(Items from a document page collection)
*****

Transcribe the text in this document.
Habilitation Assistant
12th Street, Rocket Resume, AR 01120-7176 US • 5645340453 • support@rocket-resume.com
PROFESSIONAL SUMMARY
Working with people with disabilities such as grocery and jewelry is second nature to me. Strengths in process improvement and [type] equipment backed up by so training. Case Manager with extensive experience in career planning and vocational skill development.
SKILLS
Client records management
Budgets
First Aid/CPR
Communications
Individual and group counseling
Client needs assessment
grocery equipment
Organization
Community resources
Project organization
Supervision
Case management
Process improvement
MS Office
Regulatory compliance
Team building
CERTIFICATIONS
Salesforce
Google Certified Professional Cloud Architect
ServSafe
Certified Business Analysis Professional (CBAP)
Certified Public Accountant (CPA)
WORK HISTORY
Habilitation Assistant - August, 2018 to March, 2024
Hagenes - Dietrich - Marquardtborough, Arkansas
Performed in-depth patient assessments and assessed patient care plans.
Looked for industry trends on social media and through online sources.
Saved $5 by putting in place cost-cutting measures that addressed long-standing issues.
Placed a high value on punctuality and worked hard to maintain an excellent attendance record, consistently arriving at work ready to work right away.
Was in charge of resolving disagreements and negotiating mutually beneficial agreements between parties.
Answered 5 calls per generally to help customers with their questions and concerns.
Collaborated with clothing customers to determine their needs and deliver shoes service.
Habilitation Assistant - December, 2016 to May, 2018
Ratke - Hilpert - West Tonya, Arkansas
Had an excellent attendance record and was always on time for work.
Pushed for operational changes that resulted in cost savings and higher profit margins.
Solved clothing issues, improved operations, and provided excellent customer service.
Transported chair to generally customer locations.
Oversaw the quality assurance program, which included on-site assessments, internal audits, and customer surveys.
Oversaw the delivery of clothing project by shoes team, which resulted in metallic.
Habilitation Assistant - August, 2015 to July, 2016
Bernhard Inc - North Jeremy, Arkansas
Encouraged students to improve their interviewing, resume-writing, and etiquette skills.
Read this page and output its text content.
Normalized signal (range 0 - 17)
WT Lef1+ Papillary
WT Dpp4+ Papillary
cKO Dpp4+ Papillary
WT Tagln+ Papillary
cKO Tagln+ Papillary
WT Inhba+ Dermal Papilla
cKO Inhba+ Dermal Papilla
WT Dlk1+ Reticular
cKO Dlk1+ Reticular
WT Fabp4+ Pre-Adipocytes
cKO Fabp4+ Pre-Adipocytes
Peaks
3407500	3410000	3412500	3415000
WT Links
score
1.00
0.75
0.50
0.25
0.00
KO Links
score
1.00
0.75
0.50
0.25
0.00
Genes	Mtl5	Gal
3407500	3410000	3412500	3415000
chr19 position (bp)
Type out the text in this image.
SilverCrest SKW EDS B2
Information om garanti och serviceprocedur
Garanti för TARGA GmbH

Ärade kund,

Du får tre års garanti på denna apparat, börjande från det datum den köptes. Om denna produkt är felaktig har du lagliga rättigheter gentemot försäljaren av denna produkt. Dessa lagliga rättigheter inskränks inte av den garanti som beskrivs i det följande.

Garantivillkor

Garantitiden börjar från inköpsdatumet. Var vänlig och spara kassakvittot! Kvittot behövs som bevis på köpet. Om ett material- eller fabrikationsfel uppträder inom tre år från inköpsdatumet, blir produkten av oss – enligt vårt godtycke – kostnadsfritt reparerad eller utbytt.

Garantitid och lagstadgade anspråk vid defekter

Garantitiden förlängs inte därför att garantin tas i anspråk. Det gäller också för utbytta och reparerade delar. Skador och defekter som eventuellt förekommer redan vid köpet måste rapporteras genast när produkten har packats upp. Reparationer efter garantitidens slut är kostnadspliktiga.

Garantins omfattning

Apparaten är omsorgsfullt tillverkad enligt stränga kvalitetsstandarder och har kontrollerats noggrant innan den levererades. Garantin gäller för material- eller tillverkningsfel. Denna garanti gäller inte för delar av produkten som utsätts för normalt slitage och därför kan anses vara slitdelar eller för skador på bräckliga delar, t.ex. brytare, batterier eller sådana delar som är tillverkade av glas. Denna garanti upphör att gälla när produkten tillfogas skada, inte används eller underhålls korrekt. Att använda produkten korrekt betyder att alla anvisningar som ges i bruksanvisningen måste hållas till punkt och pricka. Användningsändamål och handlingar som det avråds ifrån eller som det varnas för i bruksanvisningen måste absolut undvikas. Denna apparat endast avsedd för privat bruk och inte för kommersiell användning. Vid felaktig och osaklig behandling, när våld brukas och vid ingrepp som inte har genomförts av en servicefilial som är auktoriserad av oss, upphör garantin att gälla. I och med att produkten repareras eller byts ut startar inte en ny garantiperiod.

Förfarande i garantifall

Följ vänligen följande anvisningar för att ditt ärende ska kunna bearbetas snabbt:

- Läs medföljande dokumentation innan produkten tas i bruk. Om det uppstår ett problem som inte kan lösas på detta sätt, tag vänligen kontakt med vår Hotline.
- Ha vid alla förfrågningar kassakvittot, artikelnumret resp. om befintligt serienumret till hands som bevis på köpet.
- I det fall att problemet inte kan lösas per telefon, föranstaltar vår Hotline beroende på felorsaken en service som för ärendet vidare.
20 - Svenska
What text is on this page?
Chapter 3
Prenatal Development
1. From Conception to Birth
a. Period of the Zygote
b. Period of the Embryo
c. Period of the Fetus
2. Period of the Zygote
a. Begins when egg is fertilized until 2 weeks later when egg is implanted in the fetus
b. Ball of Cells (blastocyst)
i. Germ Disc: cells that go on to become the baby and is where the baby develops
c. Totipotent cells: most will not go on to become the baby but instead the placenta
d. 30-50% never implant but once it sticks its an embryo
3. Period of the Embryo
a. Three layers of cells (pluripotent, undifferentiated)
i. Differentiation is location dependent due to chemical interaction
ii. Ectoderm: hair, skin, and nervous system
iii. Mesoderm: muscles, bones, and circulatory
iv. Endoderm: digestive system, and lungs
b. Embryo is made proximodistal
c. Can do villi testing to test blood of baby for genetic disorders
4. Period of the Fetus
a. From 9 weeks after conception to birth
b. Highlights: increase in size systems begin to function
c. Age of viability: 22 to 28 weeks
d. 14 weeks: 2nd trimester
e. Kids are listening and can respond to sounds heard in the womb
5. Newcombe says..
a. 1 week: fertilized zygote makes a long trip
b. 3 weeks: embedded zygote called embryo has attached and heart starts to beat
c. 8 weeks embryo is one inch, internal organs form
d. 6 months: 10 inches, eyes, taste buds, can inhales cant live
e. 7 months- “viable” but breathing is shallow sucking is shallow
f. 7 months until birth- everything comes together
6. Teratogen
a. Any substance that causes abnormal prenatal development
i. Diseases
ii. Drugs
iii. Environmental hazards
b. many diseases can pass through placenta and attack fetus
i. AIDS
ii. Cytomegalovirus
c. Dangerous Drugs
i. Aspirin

*****

All entries above are to be transcribed verbatim.

Transcribe the text in this document.
Habilitation Assistant
12th Street, Rocket Resume, AR 01120-7176 US • 5645340453 • support@rocket-resume.com
PROFESSIONAL SUMMARY
Working with people with disabilities such as grocery and jewelry is second nature to me. Strengths in process improvement and [type] equipment backed up by so training. Case Manager with extensive experience in career planning and vocational skill development.
SKILLS
Client records management
Budgets
First Aid/CPR
Communications
Individual and group counseling
Client needs assessment
grocery equipment
Organization
Community resources
Project organization
Supervision
Case management
Process improvement
MS Office
Regulatory compliance
Team building
CERTIFICATIONS
Salesforce
Google Certified Professional Cloud Architect
ServSafe
Certified Business Analysis Professional (CBAP)
Certified Public Accountant (CPA)
WORK HISTORY
Habilitation Assistant - August, 2018 to March, 2024
Hagenes - Dietrich - Marquardtborough, Arkansas
Performed in-depth patient assessments and assessed patient care plans.
Looked for industry trends on social media and through online sources.
Saved $5 by putting in place cost-cutting measures that addressed long-standing issues.
Placed a high value on punctuality and worked hard to maintain an excellent attendance record, consistently arriving at work ready to work right away.
Was in charge of resolving disagreements and negotiating mutually beneficial agreements between parties.
Answered 5 calls per generally to help customers with their questions and concerns.
Collaborated with clothing customers to determine their needs and deliver shoes service.
Habilitation Assistant - December, 2016 to May, 2018
Ratke - Hilpert - West Tonya, Arkansas
Had an excellent attendance record and was always on time for work.
Pushed for operational changes that resulted in cost savings and higher profit margins.
Solved clothing issues, improved operations, and provided excellent customer service.
Transported chair to generally customer locations.
Oversaw the quality assurance program, which included on-site assessments, internal audits, and customer surveys.
Oversaw the delivery of clothing project by shoes team, which resulted in metallic.
Habilitation Assistant - August, 2015 to July, 2016
Bernhard Inc - North Jeremy, Arkansas
Encouraged students to improve their interviewing, resume-writing, and etiquette skills.
Read this page and output its text content.
Normalized signal (range 0 - 17)
WT Lef1+ Papillary
WT Dpp4+ Papillary
cKO Dpp4+ Papillary
WT Tagln+ Papillary
cKO Tagln+ Papillary
WT Inhba+ Dermal Papilla
cKO Inhba+ Dermal Papilla
WT Dlk1+ Reticular
cKO Dlk1+ Reticular
WT Fabp4+ Pre-Adipocytes
cKO Fabp4+ Pre-Adipocytes
Peaks
3407500	3410000	3412500	3415000
WT Links
score
1.00
0.75
0.50
0.25
0.00
KO Links
score
1.00
0.75
0.50
0.25
0.00
Genes	Mtl5	Gal
3407500	3410000	3412500	3415000
chr19 position (bp)
Type out the text in this image.
SilverCrest SKW EDS B2
Information om garanti och serviceprocedur
Garanti för TARGA GmbH

Ärade kund,

Du får tre års garanti på denna apparat, börjande från det datum den köptes. Om denna produkt är felaktig har du lagliga rättigheter gentemot försäljaren av denna produkt. Dessa lagliga rättigheter inskränks inte av den garanti som beskrivs i det följande.

Garantivillkor

Garantitiden börjar från inköpsdatumet. Var vänlig och spara kassakvittot! Kvittot behövs som bevis på köpet. Om ett material- eller fabrikationsfel uppträder inom tre år från inköpsdatumet, blir produkten av oss – enligt vårt godtycke – kostnadsfritt reparerad eller utbytt.

Garantitid och lagstadgade anspråk vid defekter

Garantitiden förlängs inte därför att garantin tas i anspråk. Det gäller också för utbytta och reparerade delar. Skador och defekter som eventuellt förekommer redan vid köpet måste rapporteras genast när produkten har packats upp. Reparationer efter garantitidens slut är kostnadspliktiga.

Garantins omfattning

Apparaten är omsorgsfullt tillverkad enligt stränga kvalitetsstandarder och har kontrollerats noggrant innan den levererades. Garantin gäller för material- eller tillverkningsfel. Denna garanti gäller inte för delar av produkten som utsätts för normalt slitage och därför kan anses vara slitdelar eller för skador på bräckliga delar, t.ex. brytare, batterier eller sådana delar som är tillverkade av glas. Denna garanti upphör att gälla när produkten tillfogas skada, inte används eller underhålls korrekt. Att använda produkten korrekt betyder att alla anvisningar som ges i bruksanvisningen måste hållas till punkt och pricka. Användningsändamål och handlingar som det avråds ifrån eller som det varnas för i bruksanvisningen måste absolut undvikas. Denna apparat endast avsedd för privat bruk och inte för kommersiell användning. Vid felaktig och osaklig behandling, när våld brukas och vid ingrepp som inte har genomförts av en servicefilial som är auktoriserad av oss, upphör garantin att gälla. I och med att produkten repareras eller byts ut startar inte en ny garantiperiod.

Förfarande i garantifall

Följ vänligen följande anvisningar för att ditt ärende ska kunna bearbetas snabbt:

- Läs medföljande dokumentation innan produkten tas i bruk. Om det uppstår ett problem som inte kan lösas på detta sätt, tag vänligen kontakt med vår Hotline.
- Ha vid alla förfrågningar kassakvittot, artikelnumret resp. om befintligt serienumret till hands som bevis på köpet.
- I det fall att problemet inte kan lösas per telefon, föranstaltar vår Hotline beroende på felorsaken en service som för ärendet vidare.
20 - Svenska
What text is on this page?
Chapter 3
Prenatal Development
1. From Conception to Birth
a. Period of the Zygote
b. Period of the Embryo
c. Period of the Fetus
2. Period of the Zygote
a. Begins when egg is fertilized until 2 weeks later when egg is implanted in the fetus
b. Ball of Cells (blastocyst)
i. Germ Disc: cells that go on to become the baby and is where the baby develops
c. Totipotent cells: most will not go on to become the baby but instead the placenta
d. 30-50% never implant but once it sticks its an embryo
3. Period of the Embryo
a. Three layers of cells (pluripotent, undifferentiated)
i. Differentiation is location dependent due to chemical interaction
ii. Ectoderm: hair, skin, and nervous system
iii. Mesoderm: muscles, bones, and circulatory
iv. Endoderm: digestive system, and lungs
b. Embryo is made proximodistal
c. Can do villi testing to test blood of baby for genetic disorders
4. Period of the Fetus
a. From 9 weeks after conception to birth
b. Highlights: increase in size systems begin to function
c. Age of viability: 22 to 28 weeks
d. 14 weeks: 2nd trimester
e. Kids are listening and can respond to sounds heard in the womb
5. Newcombe says..
a. 1 week: fertilized zygote makes a long trip
b. 3 weeks: embedded zygote called embryo has attached and heart starts to beat
c. 8 weeks embryo is one inch, internal organs form
d. 6 months: 10 inches, eyes, taste buds, can inhales cant live
e. 7 months- “viable” but breathing is shallow sucking is shallow
f. 7 months until birth- everything comes together
6. Teratogen
a. Any substance that causes abnormal prenatal development
i. Diseases
ii. Drugs
iii. Environmental hazards
b. many diseases can pass through placenta and attack fetus
i. AIDS
ii. Cytomegalovirus
c. Dangerous Drugs
i. Aspirin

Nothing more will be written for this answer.